--- GIVEN RECORDS ---
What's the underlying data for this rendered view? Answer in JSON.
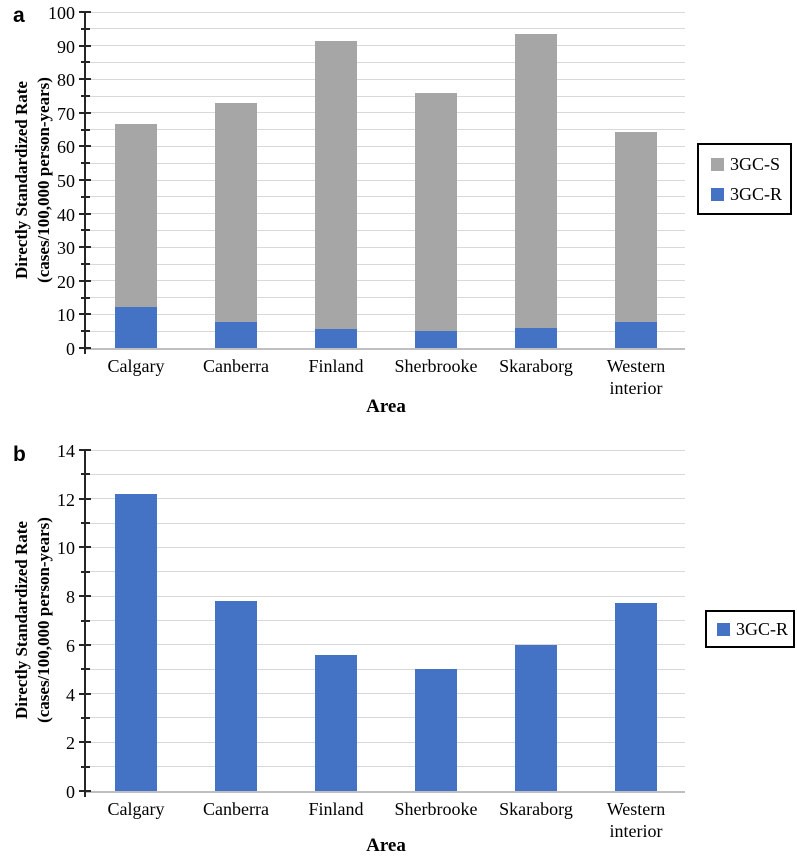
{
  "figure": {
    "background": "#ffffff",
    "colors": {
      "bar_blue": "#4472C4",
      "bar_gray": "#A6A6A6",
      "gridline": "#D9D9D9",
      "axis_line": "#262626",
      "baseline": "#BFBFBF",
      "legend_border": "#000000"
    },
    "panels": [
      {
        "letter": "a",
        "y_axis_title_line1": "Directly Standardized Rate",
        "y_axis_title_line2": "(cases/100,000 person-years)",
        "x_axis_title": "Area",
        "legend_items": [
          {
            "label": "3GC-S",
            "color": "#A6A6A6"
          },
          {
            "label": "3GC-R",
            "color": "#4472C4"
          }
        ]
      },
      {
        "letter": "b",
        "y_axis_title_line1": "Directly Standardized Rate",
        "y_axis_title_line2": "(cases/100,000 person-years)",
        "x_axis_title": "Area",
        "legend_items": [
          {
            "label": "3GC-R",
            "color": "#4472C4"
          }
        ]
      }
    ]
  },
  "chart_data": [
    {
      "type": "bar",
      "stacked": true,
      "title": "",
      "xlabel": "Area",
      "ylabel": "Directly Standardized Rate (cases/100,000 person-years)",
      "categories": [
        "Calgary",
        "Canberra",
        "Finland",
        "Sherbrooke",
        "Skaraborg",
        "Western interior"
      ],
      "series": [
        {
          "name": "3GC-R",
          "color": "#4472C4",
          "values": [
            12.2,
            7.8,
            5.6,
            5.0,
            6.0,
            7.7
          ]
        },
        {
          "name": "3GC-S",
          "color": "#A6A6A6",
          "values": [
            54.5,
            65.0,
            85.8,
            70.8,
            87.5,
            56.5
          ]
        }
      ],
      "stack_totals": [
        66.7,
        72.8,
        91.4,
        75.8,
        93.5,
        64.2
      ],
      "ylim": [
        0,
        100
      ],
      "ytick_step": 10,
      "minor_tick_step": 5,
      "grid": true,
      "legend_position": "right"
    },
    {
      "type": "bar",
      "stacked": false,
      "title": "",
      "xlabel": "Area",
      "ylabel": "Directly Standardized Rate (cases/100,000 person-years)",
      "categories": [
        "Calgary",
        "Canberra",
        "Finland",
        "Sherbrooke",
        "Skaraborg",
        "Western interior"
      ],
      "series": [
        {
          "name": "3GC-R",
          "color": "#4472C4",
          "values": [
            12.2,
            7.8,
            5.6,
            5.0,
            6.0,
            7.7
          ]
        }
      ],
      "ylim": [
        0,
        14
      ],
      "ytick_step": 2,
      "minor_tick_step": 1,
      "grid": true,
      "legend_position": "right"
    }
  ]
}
---
* _SET TASK_
Reproduce all of the entries word for word, skipping any pictures they hold.

* _COMPLETE ANSWER_
What's the underlying data for this rendered view? Answer in JSON.
{
  "figure": {
    "background": "#ffffff",
    "colors": {
      "bar_blue": "#4472C4",
      "bar_gray": "#A6A6A6",
      "gridline": "#D9D9D9",
      "axis_line": "#262626",
      "baseline": "#BFBFBF",
      "legend_border": "#000000"
    },
    "panels": [
      {
        "letter": "a",
        "y_axis_title_line1": "Directly Standardized Rate",
        "y_axis_title_line2": "(cases/100,000 person-years)",
        "x_axis_title": "Area",
        "legend_items": [
          {
            "label": "3GC-S",
            "color": "#A6A6A6"
          },
          {
            "label": "3GC-R",
            "color": "#4472C4"
          }
        ]
      },
      {
        "letter": "b",
        "y_axis_title_line1": "Directly Standardized Rate",
        "y_axis_title_line2": "(cases/100,000 person-years)",
        "x_axis_title": "Area",
        "legend_items": [
          {
            "label": "3GC-R",
            "color": "#4472C4"
          }
        ]
      }
    ]
  },
  "chart_data": [
    {
      "type": "bar",
      "stacked": true,
      "title": "",
      "xlabel": "Area",
      "ylabel": "Directly Standardized Rate (cases/100,000 person-years)",
      "categories": [
        "Calgary",
        "Canberra",
        "Finland",
        "Sherbrooke",
        "Skaraborg",
        "Western interior"
      ],
      "series": [
        {
          "name": "3GC-R",
          "color": "#4472C4",
          "values": [
            12.2,
            7.8,
            5.6,
            5.0,
            6.0,
            7.7
          ]
        },
        {
          "name": "3GC-S",
          "color": "#A6A6A6",
          "values": [
            54.5,
            65.0,
            85.8,
            70.8,
            87.5,
            56.5
          ]
        }
      ],
      "stack_totals": [
        66.7,
        72.8,
        91.4,
        75.8,
        93.5,
        64.2
      ],
      "ylim": [
        0,
        100
      ],
      "ytick_step": 10,
      "minor_tick_step": 5,
      "grid": true,
      "legend_position": "right"
    },
    {
      "type": "bar",
      "stacked": false,
      "title": "",
      "xlabel": "Area",
      "ylabel": "Directly Standardized Rate (cases/100,000 person-years)",
      "categories": [
        "Calgary",
        "Canberra",
        "Finland",
        "Sherbrooke",
        "Skaraborg",
        "Western interior"
      ],
      "series": [
        {
          "name": "3GC-R",
          "color": "#4472C4",
          "values": [
            12.2,
            7.8,
            5.6,
            5.0,
            6.0,
            7.7
          ]
        }
      ],
      "ylim": [
        0,
        14
      ],
      "ytick_step": 2,
      "minor_tick_step": 1,
      "grid": true,
      "legend_position": "right"
    }
  ]
}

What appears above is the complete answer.